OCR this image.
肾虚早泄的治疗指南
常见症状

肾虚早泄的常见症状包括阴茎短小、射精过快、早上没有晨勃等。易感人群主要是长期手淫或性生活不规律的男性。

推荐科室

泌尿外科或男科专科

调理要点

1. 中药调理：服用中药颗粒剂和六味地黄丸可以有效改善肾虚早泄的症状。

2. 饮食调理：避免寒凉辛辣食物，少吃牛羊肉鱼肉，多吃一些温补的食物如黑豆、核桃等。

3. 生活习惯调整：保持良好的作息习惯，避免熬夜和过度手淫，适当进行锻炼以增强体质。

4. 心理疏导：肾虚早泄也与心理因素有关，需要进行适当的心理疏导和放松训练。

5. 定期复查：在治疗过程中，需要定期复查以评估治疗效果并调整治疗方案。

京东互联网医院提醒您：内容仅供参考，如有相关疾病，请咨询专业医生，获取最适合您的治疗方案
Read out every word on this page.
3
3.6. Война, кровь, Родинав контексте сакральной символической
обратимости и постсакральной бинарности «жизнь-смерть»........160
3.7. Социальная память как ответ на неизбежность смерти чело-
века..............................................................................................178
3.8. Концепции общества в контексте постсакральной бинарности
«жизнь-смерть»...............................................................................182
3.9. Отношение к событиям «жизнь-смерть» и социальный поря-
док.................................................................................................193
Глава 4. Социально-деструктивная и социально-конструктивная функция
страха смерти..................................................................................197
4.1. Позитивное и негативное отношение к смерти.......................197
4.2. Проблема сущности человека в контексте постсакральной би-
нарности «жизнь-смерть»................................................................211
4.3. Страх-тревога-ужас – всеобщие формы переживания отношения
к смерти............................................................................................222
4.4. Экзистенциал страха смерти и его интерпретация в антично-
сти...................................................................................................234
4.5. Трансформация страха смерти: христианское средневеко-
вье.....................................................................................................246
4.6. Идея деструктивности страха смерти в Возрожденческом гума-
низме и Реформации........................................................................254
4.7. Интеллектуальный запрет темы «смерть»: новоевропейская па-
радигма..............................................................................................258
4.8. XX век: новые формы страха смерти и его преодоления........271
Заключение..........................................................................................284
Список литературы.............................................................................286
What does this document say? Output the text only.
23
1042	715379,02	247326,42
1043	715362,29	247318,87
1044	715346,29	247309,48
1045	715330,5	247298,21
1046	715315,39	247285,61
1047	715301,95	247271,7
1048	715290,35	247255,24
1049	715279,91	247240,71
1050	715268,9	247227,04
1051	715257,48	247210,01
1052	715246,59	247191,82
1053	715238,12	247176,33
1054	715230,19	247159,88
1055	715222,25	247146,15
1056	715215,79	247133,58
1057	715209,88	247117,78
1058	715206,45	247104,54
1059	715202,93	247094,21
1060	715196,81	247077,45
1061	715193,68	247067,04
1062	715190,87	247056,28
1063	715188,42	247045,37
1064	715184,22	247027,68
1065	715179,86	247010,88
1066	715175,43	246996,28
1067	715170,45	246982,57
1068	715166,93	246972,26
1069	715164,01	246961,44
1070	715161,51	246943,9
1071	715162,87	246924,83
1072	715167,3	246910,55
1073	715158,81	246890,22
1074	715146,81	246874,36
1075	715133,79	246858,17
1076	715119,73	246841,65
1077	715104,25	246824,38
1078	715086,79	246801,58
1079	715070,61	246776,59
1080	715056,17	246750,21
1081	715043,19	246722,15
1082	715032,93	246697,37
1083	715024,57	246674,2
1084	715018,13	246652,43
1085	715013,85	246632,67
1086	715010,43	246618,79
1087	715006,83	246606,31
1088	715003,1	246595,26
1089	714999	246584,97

________

▸ WHAT YOU ARE ASKED TO DO:
Nothing should be left out: repeat all of the data exactly.

▸ FULL ANSWER:
OCR this image.
肾虚早泄的治疗指南
常见症状

肾虚早泄的常见症状包括阴茎短小、射精过快、早上没有晨勃等。易感人群主要是长期手淫或性生活不规律的男性。

推荐科室

泌尿外科或男科专科

调理要点

1. 中药调理：服用中药颗粒剂和六味地黄丸可以有效改善肾虚早泄的症状。

2. 饮食调理：避免寒凉辛辣食物，少吃牛羊肉鱼肉，多吃一些温补的食物如黑豆、核桃等。

3. 生活习惯调整：保持良好的作息习惯，避免熬夜和过度手淫，适当进行锻炼以增强体质。

4. 心理疏导：肾虚早泄也与心理因素有关，需要进行适当的心理疏导和放松训练。

5. 定期复查：在治疗过程中，需要定期复查以评估治疗效果并调整治疗方案。

京东互联网医院提醒您：内容仅供参考，如有相关疾病，请咨询专业医生，获取最适合您的治疗方案
Read out every word on this page.
3
3.6. Война, кровь, Родинав контексте сакральной символической
обратимости и постсакральной бинарности «жизнь-смерть»........160
3.7. Социальная память как ответ на неизбежность смерти чело-
века..............................................................................................178
3.8. Концепции общества в контексте постсакральной бинарности
«жизнь-смерть»...............................................................................182
3.9. Отношение к событиям «жизнь-смерть» и социальный поря-
док.................................................................................................193
Глава 4. Социально-деструктивная и социально-конструктивная функция
страха смерти..................................................................................197
4.1. Позитивное и негативное отношение к смерти.......................197
4.2. Проблема сущности человека в контексте постсакральной би-
нарности «жизнь-смерть»................................................................211
4.3. Страх-тревога-ужас – всеобщие формы переживания отношения
к смерти............................................................................................222
4.4. Экзистенциал страха смерти и его интерпретация в антично-
сти...................................................................................................234
4.5. Трансформация страха смерти: христианское средневеко-
вье.....................................................................................................246
4.6. Идея деструктивности страха смерти в Возрожденческом гума-
низме и Реформации........................................................................254
4.7. Интеллектуальный запрет темы «смерть»: новоевропейская па-
радигма..............................................................................................258
4.8. XX век: новые формы страха смерти и его преодоления........271
Заключение..........................................................................................284
Список литературы.............................................................................286
What does this document say? Output the text only.
23
1042	715379,02	247326,42
1043	715362,29	247318,87
1044	715346,29	247309,48
1045	715330,5	247298,21
1046	715315,39	247285,61
1047	715301,95	247271,7
1048	715290,35	247255,24
1049	715279,91	247240,71
1050	715268,9	247227,04
1051	715257,48	247210,01
1052	715246,59	247191,82
1053	715238,12	247176,33
1054	715230,19	247159,88
1055	715222,25	247146,15
1056	715215,79	247133,58
1057	715209,88	247117,78
1058	715206,45	247104,54
1059	715202,93	247094,21
1060	715196,81	247077,45
1061	715193,68	247067,04
1062	715190,87	247056,28
1063	715188,42	247045,37
1064	715184,22	247027,68
1065	715179,86	247010,88
1066	715175,43	246996,28
1067	715170,45	246982,57
1068	715166,93	246972,26
1069	715164,01	246961,44
1070	715161,51	246943,9
1071	715162,87	246924,83
1072	715167,3	246910,55
1073	715158,81	246890,22
1074	715146,81	246874,36
1075	715133,79	246858,17
1076	715119,73	246841,65
1077	715104,25	246824,38
1078	715086,79	246801,58
1079	715070,61	246776,59
1080	715056,17	246750,21
1081	715043,19	246722,15
1082	715032,93	246697,37
1083	715024,57	246674,2
1084	715018,13	246652,43
1085	715013,85	246632,67
1086	715010,43	246618,79
1087	715006,83	246606,31
1088	715003,1	246595,26
1089	714999	246584,97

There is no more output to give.